** begin Material for this task **

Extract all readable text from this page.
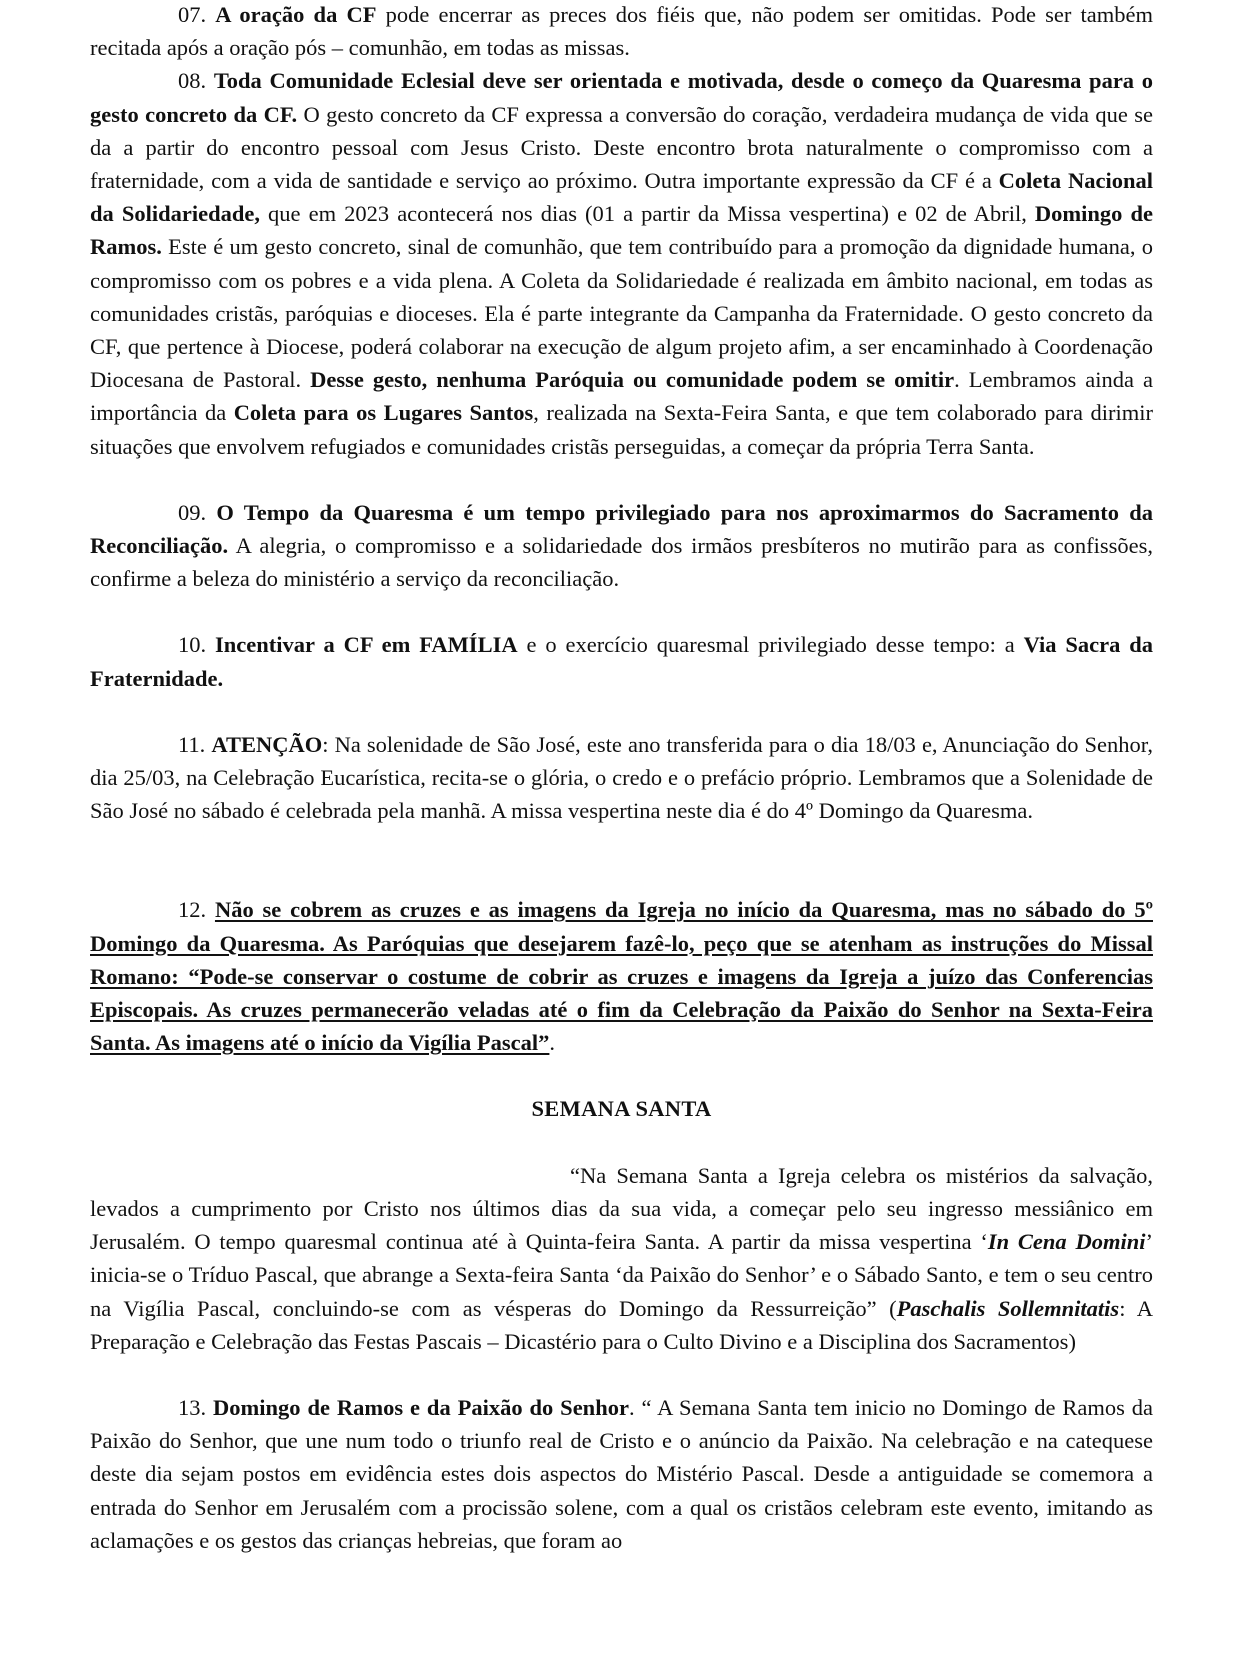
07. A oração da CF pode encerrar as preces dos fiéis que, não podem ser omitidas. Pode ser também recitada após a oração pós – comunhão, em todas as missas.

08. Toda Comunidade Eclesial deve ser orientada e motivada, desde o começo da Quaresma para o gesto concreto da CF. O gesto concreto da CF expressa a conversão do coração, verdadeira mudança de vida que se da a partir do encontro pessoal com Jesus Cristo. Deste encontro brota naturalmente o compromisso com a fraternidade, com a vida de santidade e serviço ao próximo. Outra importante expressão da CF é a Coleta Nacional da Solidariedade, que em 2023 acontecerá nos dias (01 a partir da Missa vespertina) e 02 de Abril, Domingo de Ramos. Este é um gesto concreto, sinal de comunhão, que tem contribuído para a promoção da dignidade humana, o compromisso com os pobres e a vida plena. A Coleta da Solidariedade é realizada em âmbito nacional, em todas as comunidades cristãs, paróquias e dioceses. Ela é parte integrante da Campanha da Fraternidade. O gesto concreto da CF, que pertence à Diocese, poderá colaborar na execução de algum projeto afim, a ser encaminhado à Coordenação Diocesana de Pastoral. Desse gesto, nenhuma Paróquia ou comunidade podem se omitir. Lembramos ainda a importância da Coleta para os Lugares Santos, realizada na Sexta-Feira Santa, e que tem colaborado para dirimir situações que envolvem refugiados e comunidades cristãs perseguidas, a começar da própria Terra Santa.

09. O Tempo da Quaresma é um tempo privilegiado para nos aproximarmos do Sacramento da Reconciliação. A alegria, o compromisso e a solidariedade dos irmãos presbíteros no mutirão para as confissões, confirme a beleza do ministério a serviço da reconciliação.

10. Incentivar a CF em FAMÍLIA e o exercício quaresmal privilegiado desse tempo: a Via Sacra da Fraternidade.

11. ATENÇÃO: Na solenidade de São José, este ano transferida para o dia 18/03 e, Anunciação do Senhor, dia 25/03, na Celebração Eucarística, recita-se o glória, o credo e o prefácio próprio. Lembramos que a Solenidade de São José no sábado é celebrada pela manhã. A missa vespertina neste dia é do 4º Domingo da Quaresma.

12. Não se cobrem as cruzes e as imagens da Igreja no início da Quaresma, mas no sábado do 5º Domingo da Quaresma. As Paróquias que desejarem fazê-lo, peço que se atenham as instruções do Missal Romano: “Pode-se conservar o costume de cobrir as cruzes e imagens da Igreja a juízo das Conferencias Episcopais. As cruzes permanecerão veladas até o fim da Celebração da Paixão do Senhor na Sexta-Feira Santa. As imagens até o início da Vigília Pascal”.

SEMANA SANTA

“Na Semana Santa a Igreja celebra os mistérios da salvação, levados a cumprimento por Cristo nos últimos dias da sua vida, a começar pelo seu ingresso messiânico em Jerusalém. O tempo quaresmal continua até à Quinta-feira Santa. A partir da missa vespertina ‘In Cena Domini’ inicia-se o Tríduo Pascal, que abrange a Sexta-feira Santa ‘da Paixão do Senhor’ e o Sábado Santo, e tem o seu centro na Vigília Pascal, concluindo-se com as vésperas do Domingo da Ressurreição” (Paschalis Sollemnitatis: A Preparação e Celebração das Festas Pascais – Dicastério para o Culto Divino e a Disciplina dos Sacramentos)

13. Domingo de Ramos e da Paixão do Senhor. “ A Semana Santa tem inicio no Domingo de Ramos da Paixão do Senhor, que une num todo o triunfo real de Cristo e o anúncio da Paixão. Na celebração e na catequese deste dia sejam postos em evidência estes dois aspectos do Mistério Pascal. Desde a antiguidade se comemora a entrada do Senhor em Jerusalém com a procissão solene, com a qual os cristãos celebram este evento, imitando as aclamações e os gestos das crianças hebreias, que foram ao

** end Material for this task **
** begin Material for this task **

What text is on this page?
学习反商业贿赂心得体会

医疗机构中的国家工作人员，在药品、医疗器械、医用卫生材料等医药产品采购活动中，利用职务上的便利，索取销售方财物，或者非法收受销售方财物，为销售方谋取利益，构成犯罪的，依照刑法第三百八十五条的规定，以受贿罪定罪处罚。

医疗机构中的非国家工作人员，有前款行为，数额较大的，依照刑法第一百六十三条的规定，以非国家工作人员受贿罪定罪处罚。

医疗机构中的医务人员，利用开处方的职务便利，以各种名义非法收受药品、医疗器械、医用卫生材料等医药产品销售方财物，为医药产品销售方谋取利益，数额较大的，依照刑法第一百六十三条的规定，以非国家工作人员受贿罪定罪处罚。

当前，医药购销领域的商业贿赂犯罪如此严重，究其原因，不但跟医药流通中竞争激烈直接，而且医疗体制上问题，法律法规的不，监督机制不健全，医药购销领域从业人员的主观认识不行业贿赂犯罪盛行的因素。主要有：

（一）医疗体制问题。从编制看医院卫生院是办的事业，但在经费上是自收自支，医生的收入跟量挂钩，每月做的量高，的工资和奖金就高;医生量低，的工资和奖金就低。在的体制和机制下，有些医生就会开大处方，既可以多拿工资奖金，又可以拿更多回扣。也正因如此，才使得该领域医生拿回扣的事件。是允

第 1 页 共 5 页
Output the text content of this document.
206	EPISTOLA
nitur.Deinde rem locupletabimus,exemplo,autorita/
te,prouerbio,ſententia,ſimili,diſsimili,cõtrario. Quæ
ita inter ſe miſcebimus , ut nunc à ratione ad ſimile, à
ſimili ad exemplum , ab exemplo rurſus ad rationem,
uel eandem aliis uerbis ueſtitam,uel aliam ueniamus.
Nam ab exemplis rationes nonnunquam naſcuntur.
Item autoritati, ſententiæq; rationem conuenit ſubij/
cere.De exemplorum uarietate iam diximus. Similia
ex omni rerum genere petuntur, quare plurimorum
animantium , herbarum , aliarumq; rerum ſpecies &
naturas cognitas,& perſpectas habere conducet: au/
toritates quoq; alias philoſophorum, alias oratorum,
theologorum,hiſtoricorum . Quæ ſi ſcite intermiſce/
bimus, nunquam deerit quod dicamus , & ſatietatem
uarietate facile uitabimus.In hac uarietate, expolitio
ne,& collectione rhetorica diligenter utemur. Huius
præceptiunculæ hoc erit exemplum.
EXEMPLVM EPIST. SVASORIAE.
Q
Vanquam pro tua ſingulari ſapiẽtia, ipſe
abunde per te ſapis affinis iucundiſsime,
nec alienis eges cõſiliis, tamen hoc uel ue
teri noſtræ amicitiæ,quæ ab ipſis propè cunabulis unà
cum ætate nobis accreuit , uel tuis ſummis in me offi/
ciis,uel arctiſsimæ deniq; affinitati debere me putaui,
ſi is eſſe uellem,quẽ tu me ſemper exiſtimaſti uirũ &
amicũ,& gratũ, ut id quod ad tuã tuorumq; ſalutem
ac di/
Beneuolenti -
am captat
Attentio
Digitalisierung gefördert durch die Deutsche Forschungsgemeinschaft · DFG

** end Material for this task **

» Task
State how many lines of the records above contain the word "tempo", giving only that number.

» Correct response
3